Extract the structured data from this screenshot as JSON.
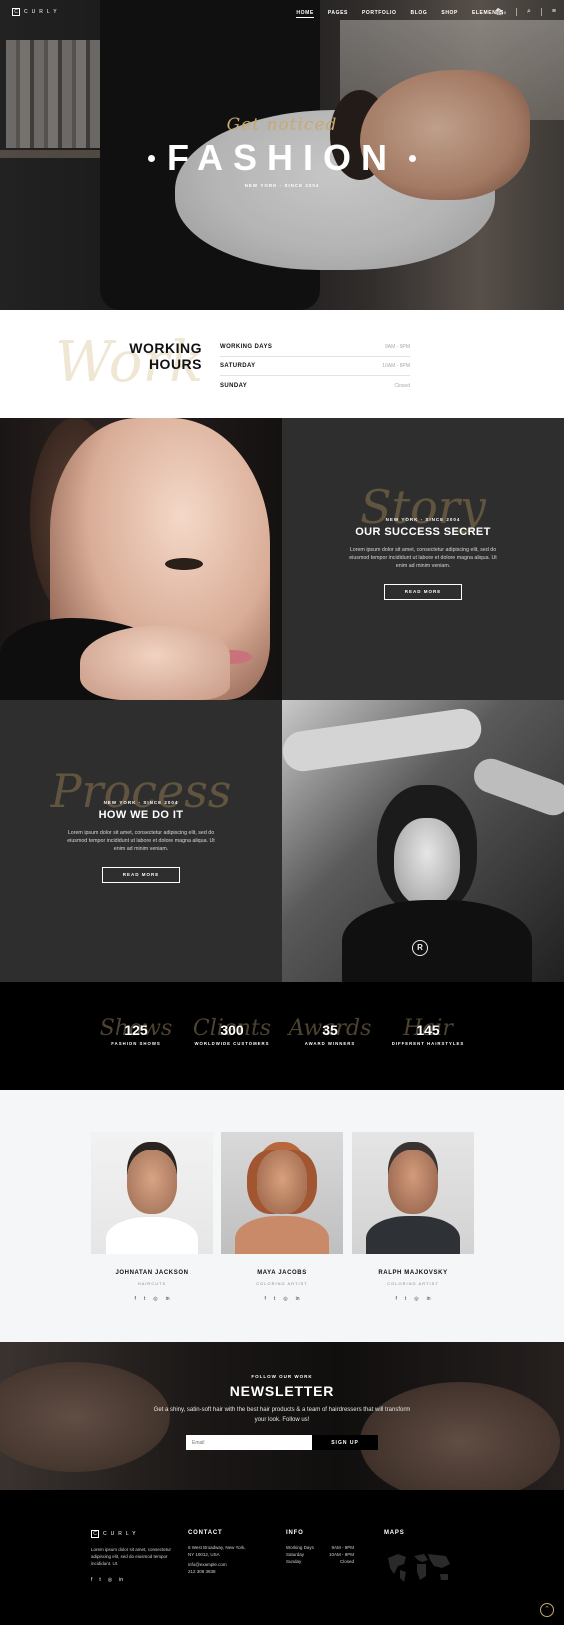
{
  "nav": {
    "logo": "CURLY",
    "logo_letter": "C",
    "items": [
      "HOME",
      "PAGES",
      "PORTFOLIO",
      "BLOG",
      "SHOP",
      "ELEMENTS"
    ],
    "cart_count": "0"
  },
  "hero": {
    "script": "Get noticed",
    "title": "FASHION",
    "subtitle": "NEW YORK - SINCE 2004"
  },
  "hours": {
    "ghost": "Work",
    "title_line1": "WORKING",
    "title_line2": "HOURS",
    "rows": [
      {
        "day": "WORKING DAYS",
        "time": "9AM - 9PM"
      },
      {
        "day": "SATURDAY",
        "time": "10AM - 8PM"
      },
      {
        "day": "SUNDAY",
        "time": "Closed"
      }
    ]
  },
  "success": {
    "script": "Story",
    "kicker": "NEW YORK - SINCE 2004",
    "heading": "OUR SUCCESS SECRET",
    "text": "Lorem ipsum dolor sit amet, consectetur adipiscing elit, sed do eiusmod tempor incididunt ut labore et dolore magna aliqua. Ut enim ad minim veniam.",
    "button": "READ MORE"
  },
  "process": {
    "script": "Process",
    "kicker": "NEW YORK - SINCE 2004",
    "heading": "HOW WE DO IT",
    "text": "Lorem ipsum dolor sit amet, consectetur adipiscing elit, sed do eiusmod tempor incididunt ut labore et dolore magna aliqua. Ut enim ad minim veniam.",
    "button": "READ MORE"
  },
  "stats": [
    {
      "num": "125",
      "label": "FASHION SHOWS",
      "script": "Shows"
    },
    {
      "num": "300",
      "label": "WORLDWIDE CUSTOMERS",
      "script": "Clients"
    },
    {
      "num": "35",
      "label": "AWARD WINNERS",
      "script": "Awards"
    },
    {
      "num": "145",
      "label": "DIFFERENT HAIRSTYLES",
      "script": "Hair"
    }
  ],
  "team": [
    {
      "name": "JOHNATAN JACKSON",
      "role": "HAIRCUTS"
    },
    {
      "name": "MAYA JACOBS",
      "role": "COLORING ARTIST"
    },
    {
      "name": "RALPH MAJKOVSKY",
      "role": "COLORING ARTIST"
    }
  ],
  "social_icons": [
    "f",
    "t",
    "◎",
    "in"
  ],
  "newsletter": {
    "kicker": "FOLLOW OUR WORK",
    "heading": "NEWSLETTER",
    "text": "Get a shiny, satin-soft hair with the best hair products & a team of hairdressers that will transform your look. Follow us!",
    "email_placeholder": "Email",
    "button": "SIGN UP"
  },
  "footer": {
    "logo": "CURLY",
    "logo_letter": "C",
    "about": "Lorem ipsum dolor sit amet, consectetur adipiscing elit, sed do eiusmod tempor incididunt. Ut.",
    "contact_title": "CONTACT",
    "contact_lines": [
      "6 West Broadway, New York,",
      "NY 10012, USA",
      "info@example.com",
      "212 308 3838"
    ],
    "info_title": "INFO",
    "info_rows": [
      {
        "day": "Working Days",
        "time": "9AM - 9PM"
      },
      {
        "day": "Saturday",
        "time": "10AM - 8PM"
      },
      {
        "day": "Sunday",
        "time": "Closed"
      }
    ],
    "maps_title": "MAPS"
  },
  "colors": {
    "accent": "#c8a96e",
    "dark_panel": "#2e2e2e"
  }
}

Stated problem. All of the lines above should be printed exactly, minus the pictures.

Response below.
Extract the structured data from this screenshot as JSON.
{
  "nav": {
    "logo": "CURLY",
    "logo_letter": "C",
    "items": [
      "HOME",
      "PAGES",
      "PORTFOLIO",
      "BLOG",
      "SHOP",
      "ELEMENTS"
    ],
    "cart_count": "0"
  },
  "hero": {
    "script": "Get noticed",
    "title": "FASHION",
    "subtitle": "NEW YORK - SINCE 2004"
  },
  "hours": {
    "ghost": "Work",
    "title_line1": "WORKING",
    "title_line2": "HOURS",
    "rows": [
      {
        "day": "WORKING DAYS",
        "time": "9AM - 9PM"
      },
      {
        "day": "SATURDAY",
        "time": "10AM - 8PM"
      },
      {
        "day": "SUNDAY",
        "time": "Closed"
      }
    ]
  },
  "success": {
    "script": "Story",
    "kicker": "NEW YORK - SINCE 2004",
    "heading": "OUR SUCCESS SECRET",
    "text": "Lorem ipsum dolor sit amet, consectetur adipiscing elit, sed do eiusmod tempor incididunt ut labore et dolore magna aliqua. Ut enim ad minim veniam.",
    "button": "READ MORE"
  },
  "process": {
    "script": "Process",
    "kicker": "NEW YORK - SINCE 2004",
    "heading": "HOW WE DO IT",
    "text": "Lorem ipsum dolor sit amet, consectetur adipiscing elit, sed do eiusmod tempor incididunt ut labore et dolore magna aliqua. Ut enim ad minim veniam.",
    "button": "READ MORE"
  },
  "stats": [
    {
      "num": "125",
      "label": "FASHION SHOWS",
      "script": "Shows"
    },
    {
      "num": "300",
      "label": "WORLDWIDE CUSTOMERS",
      "script": "Clients"
    },
    {
      "num": "35",
      "label": "AWARD WINNERS",
      "script": "Awards"
    },
    {
      "num": "145",
      "label": "DIFFERENT HAIRSTYLES",
      "script": "Hair"
    }
  ],
  "team": [
    {
      "name": "JOHNATAN JACKSON",
      "role": "HAIRCUTS"
    },
    {
      "name": "MAYA JACOBS",
      "role": "COLORING ARTIST"
    },
    {
      "name": "RALPH MAJKOVSKY",
      "role": "COLORING ARTIST"
    }
  ],
  "social_icons": [
    "f",
    "t",
    "◎",
    "in"
  ],
  "newsletter": {
    "kicker": "FOLLOW OUR WORK",
    "heading": "NEWSLETTER",
    "text": "Get a shiny, satin-soft hair with the best hair products & a team of hairdressers that will transform your look. Follow us!",
    "email_placeholder": "Email",
    "button": "SIGN UP"
  },
  "footer": {
    "logo": "CURLY",
    "logo_letter": "C",
    "about": "Lorem ipsum dolor sit amet, consectetur adipiscing elit, sed do eiusmod tempor incididunt. Ut.",
    "contact_title": "CONTACT",
    "contact_lines": [
      "6 West Broadway, New York,",
      "NY 10012, USA",
      "info@example.com",
      "212 308 3838"
    ],
    "info_title": "INFO",
    "info_rows": [
      {
        "day": "Working Days",
        "time": "9AM - 9PM"
      },
      {
        "day": "Saturday",
        "time": "10AM - 8PM"
      },
      {
        "day": "Sunday",
        "time": "Closed"
      }
    ],
    "maps_title": "MAPS"
  },
  "colors": {
    "accent": "#c8a96e",
    "dark_panel": "#2e2e2e"
  }
}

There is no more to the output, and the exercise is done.